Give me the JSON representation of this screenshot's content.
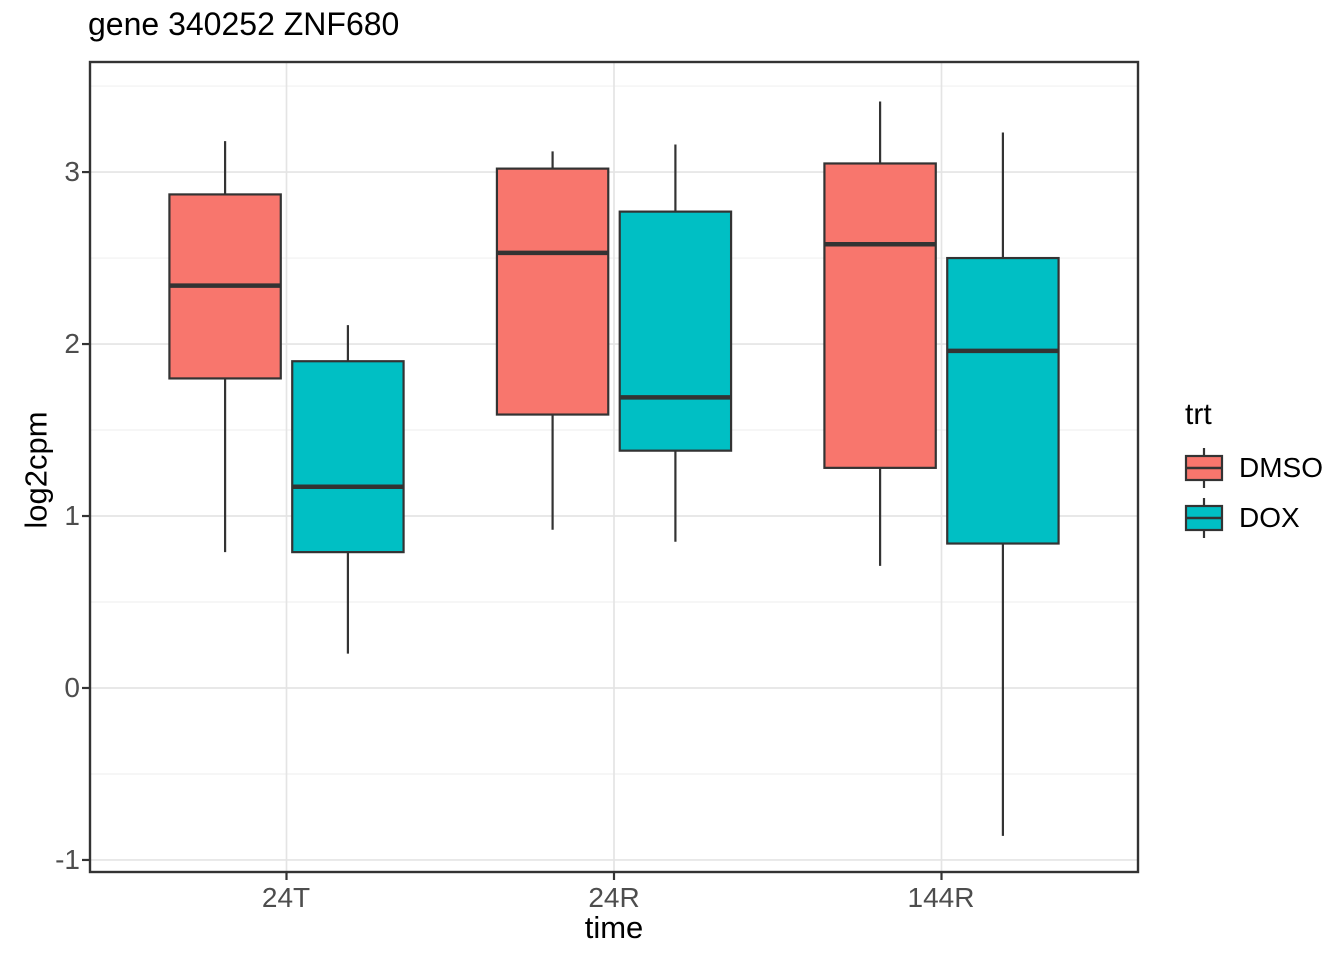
{
  "chart_data": {
    "type": "boxplot",
    "title": "gene 340252 ZNF680",
    "xlabel": "time",
    "ylabel": "log2cpm",
    "categories": [
      "24T",
      "24R",
      "144R"
    ],
    "y_tick_labels": [
      "3",
      "2",
      "1",
      "0",
      "-1"
    ],
    "y_tick_values": [
      3,
      2,
      1,
      0,
      -1
    ],
    "ylim": [
      -1.07,
      3.64
    ],
    "grid": {
      "major": [
        -1,
        0,
        1,
        2,
        3
      ],
      "minor": [
        -0.5,
        0.5,
        1.5,
        2.5,
        3.5
      ]
    },
    "legend": {
      "title": "trt",
      "position": "right",
      "entries": [
        {
          "label": "DMSO",
          "color": "#F8766D"
        },
        {
          "label": "DOX",
          "color": "#00BFC4"
        }
      ]
    },
    "colors": {
      "box_outline": "#333333",
      "panel_border": "#333333",
      "grid_major": "#E4E4E4",
      "grid_minor": "#F0F0F0",
      "axis_text": "#4D4D4D"
    },
    "series": [
      {
        "name": "DMSO",
        "color": "#F8766D",
        "boxes": [
          {
            "category": "24T",
            "whisker_low": 0.79,
            "q1": 1.8,
            "median": 2.34,
            "q3": 2.87,
            "whisker_high": 3.18
          },
          {
            "category": "24R",
            "whisker_low": 0.92,
            "q1": 1.59,
            "median": 2.53,
            "q3": 3.02,
            "whisker_high": 3.12
          },
          {
            "category": "144R",
            "whisker_low": 0.71,
            "q1": 1.28,
            "median": 2.58,
            "q3": 3.05,
            "whisker_high": 3.41
          }
        ]
      },
      {
        "name": "DOX",
        "color": "#00BFC4",
        "boxes": [
          {
            "category": "24T",
            "whisker_low": 0.2,
            "q1": 0.79,
            "median": 1.17,
            "q3": 1.9,
            "whisker_high": 2.11
          },
          {
            "category": "24R",
            "whisker_low": 0.85,
            "q1": 1.38,
            "median": 1.69,
            "q3": 2.77,
            "whisker_high": 3.16
          },
          {
            "category": "144R",
            "whisker_low": -0.86,
            "q1": 0.84,
            "median": 1.96,
            "q3": 2.5,
            "whisker_high": 3.23
          }
        ]
      }
    ]
  }
}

==========

- [What is needed] From the records above, pull out every line containing the word "median".

- [Response to this exercise]
            "median": 2.34,
            "median": 2.53,
            "median": 2.58,
            "median": 1.17,
            "median": 1.69,
            "median": 1.96,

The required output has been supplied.